The problem — When a line of the entries contains "title", please list that line.

[Start of section]

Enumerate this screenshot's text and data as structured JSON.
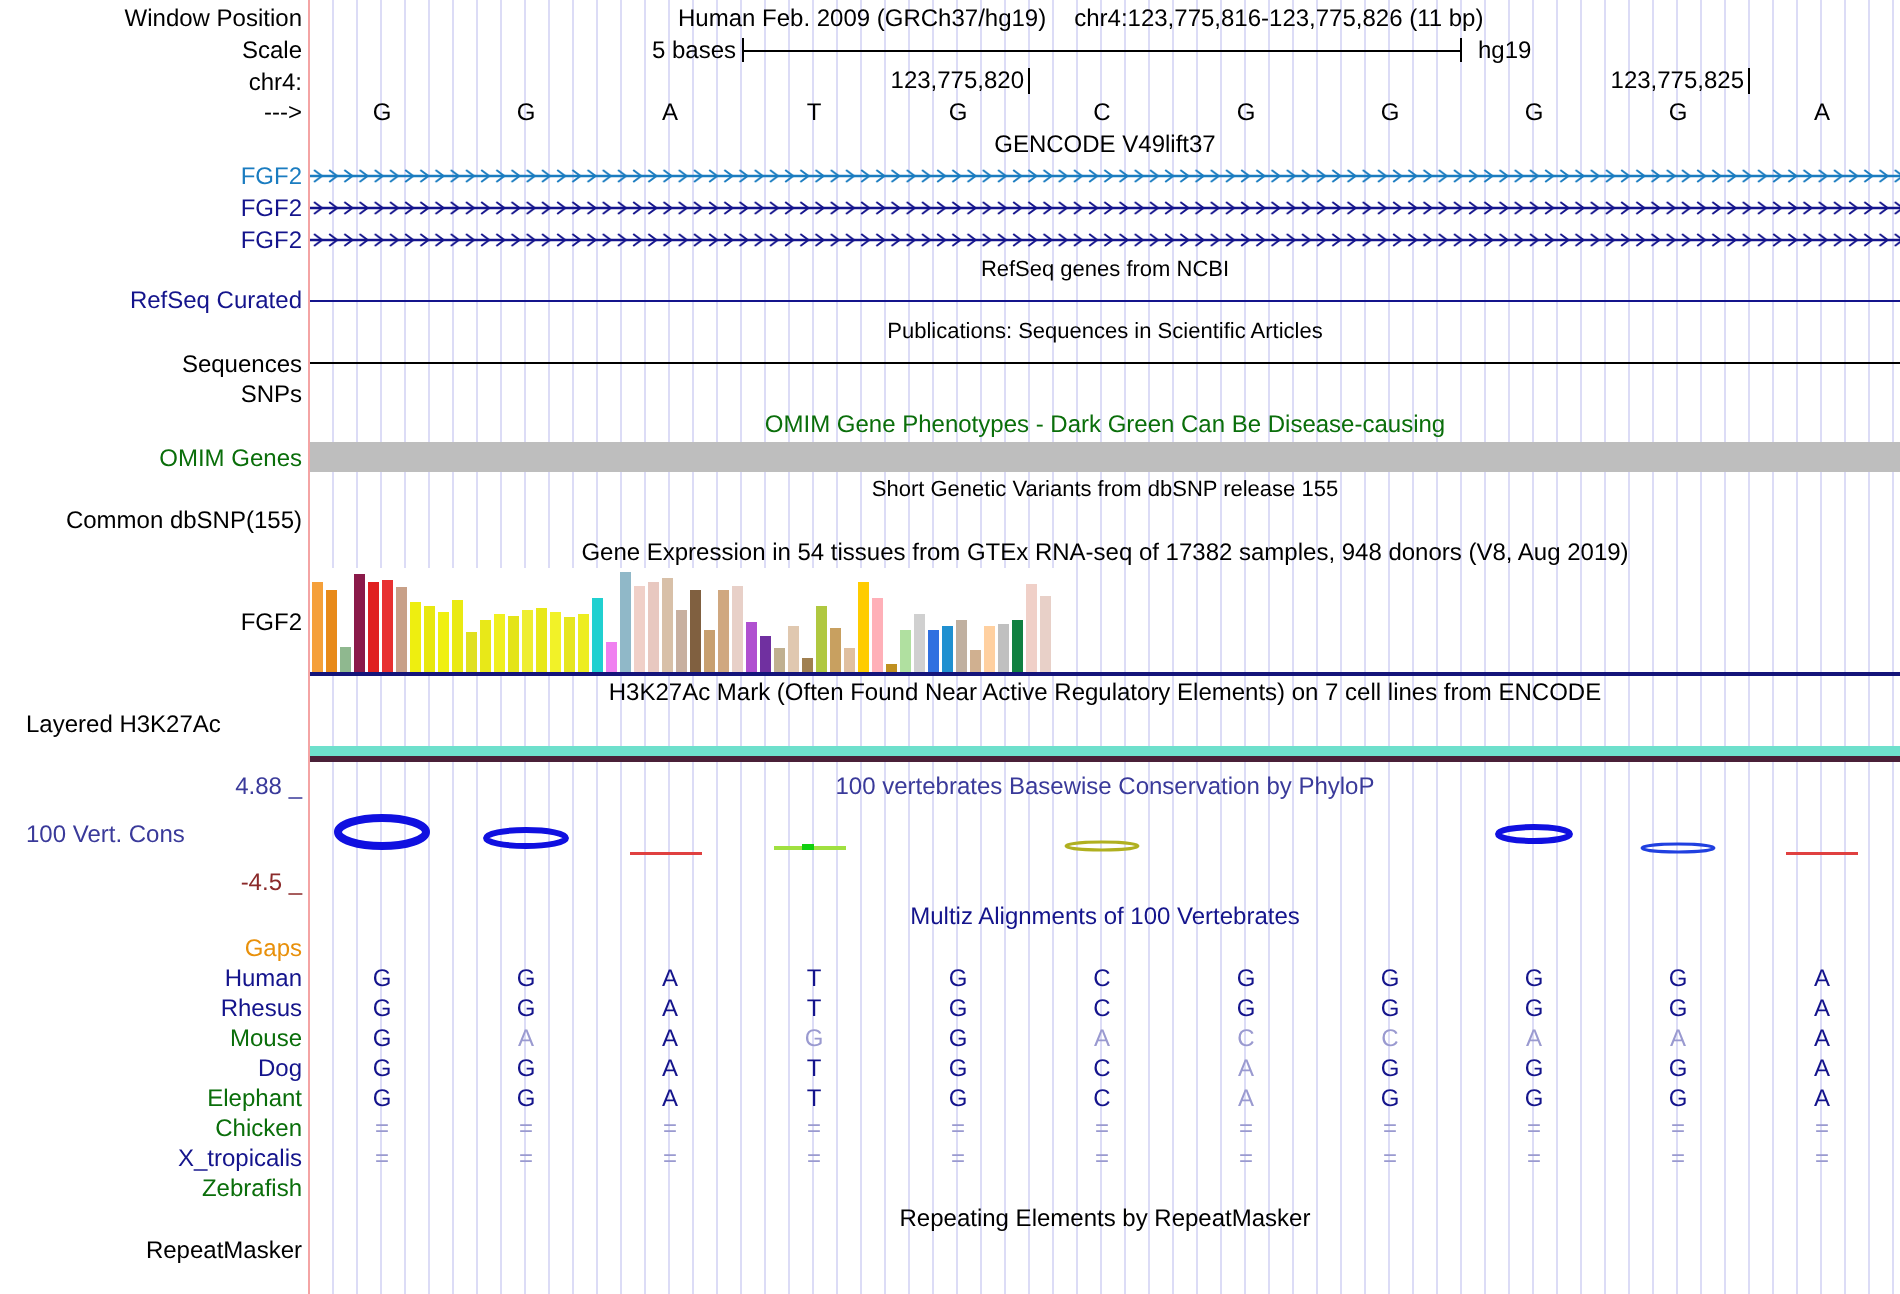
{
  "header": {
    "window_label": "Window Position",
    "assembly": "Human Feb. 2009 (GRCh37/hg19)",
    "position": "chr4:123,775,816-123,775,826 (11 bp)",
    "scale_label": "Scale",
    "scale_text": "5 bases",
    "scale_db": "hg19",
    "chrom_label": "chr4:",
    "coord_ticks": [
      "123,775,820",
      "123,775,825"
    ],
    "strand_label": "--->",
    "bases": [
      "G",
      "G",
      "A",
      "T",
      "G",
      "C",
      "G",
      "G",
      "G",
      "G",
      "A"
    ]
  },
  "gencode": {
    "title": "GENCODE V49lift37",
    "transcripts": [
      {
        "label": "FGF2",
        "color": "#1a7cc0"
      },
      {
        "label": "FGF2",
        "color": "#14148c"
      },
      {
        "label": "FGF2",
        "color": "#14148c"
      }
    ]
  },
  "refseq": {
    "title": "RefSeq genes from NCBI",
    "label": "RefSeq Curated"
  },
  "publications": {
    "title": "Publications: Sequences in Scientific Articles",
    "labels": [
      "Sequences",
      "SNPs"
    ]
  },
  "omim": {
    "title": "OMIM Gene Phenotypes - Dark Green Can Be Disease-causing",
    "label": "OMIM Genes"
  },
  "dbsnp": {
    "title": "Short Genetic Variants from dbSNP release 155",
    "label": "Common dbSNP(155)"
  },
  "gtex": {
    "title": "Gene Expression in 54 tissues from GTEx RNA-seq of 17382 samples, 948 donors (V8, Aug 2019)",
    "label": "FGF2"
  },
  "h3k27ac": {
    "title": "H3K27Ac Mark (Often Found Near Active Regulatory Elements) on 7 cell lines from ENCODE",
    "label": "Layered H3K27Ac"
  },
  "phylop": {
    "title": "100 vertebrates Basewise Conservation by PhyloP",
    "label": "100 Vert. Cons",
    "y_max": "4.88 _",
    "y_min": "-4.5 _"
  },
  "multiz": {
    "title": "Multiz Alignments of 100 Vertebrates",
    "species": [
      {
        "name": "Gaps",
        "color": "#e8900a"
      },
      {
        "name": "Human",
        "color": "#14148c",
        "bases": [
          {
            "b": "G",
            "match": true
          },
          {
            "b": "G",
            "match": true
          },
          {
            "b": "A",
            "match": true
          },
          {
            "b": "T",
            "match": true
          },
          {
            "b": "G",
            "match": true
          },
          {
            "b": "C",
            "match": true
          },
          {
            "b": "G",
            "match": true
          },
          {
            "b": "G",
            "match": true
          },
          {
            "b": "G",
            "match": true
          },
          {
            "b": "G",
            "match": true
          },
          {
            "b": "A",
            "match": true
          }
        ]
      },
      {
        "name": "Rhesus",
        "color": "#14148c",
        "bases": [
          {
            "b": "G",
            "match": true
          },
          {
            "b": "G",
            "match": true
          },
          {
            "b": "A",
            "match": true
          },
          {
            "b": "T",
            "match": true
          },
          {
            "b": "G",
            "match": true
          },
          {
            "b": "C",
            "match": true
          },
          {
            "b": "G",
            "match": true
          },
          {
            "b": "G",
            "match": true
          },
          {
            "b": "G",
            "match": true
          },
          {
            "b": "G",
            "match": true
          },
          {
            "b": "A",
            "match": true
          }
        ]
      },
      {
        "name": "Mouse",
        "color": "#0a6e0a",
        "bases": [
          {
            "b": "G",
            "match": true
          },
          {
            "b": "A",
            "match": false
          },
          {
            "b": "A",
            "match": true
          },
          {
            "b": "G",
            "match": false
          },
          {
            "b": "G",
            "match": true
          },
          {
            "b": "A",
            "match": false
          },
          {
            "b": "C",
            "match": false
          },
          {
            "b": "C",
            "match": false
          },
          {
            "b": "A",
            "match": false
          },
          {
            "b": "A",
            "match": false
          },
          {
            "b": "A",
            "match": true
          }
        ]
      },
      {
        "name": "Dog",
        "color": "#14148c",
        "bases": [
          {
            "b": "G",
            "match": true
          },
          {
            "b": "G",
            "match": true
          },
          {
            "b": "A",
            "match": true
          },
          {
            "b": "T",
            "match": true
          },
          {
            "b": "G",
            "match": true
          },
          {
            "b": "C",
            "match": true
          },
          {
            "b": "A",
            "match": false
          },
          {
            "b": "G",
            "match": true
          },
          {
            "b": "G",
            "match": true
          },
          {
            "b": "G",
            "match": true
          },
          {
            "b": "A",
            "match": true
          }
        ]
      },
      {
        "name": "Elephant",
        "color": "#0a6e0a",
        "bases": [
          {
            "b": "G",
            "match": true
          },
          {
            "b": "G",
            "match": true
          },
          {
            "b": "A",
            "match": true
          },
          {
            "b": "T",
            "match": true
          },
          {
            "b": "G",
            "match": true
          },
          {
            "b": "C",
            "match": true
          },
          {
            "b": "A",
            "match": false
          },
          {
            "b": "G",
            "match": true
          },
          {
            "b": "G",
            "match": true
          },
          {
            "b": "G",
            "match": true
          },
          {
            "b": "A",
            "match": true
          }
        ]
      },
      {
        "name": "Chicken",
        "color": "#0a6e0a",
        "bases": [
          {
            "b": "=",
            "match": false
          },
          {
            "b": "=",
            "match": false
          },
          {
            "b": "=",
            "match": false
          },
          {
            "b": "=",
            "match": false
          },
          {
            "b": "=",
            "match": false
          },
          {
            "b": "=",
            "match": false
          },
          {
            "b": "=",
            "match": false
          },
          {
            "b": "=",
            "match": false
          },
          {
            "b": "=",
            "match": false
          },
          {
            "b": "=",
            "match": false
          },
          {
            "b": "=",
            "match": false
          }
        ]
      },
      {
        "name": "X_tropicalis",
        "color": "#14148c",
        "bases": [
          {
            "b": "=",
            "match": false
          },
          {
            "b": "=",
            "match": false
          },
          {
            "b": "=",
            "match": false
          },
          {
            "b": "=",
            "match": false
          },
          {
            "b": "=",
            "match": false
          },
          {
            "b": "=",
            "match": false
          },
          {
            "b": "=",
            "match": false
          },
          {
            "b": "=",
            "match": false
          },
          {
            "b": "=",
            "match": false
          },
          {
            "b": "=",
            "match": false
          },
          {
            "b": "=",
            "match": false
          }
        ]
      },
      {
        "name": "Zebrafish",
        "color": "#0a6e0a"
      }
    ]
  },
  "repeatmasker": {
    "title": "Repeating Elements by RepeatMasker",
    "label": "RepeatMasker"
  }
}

[End of section]

Response for this exercise —
    "title": "GENCODE V49lift37",
    "title": "RefSeq genes from NCBI",
    "title": "Publications: Sequences in Scientific Articles",
    "title": "OMIM Gene Phenotypes - Dark Green Can Be Disease-causing",
    "title": "Short Genetic Variants from dbSNP release 155",
    "title": "Gene Expression in 54 tissues from GTEx RNA-seq of 17382 samples, 948 donors (V8, Aug 2019)",
    "title": "H3K27Ac Mark (Often Found Near Active Regulatory Elements) on 7 cell lines from ENCODE",
    "title": "100 vertebrates Basewise Conservation by PhyloP",
    "title": "Multiz Alignments of 100 Vertebrates",
    "title": "Repeating Elements by RepeatMasker",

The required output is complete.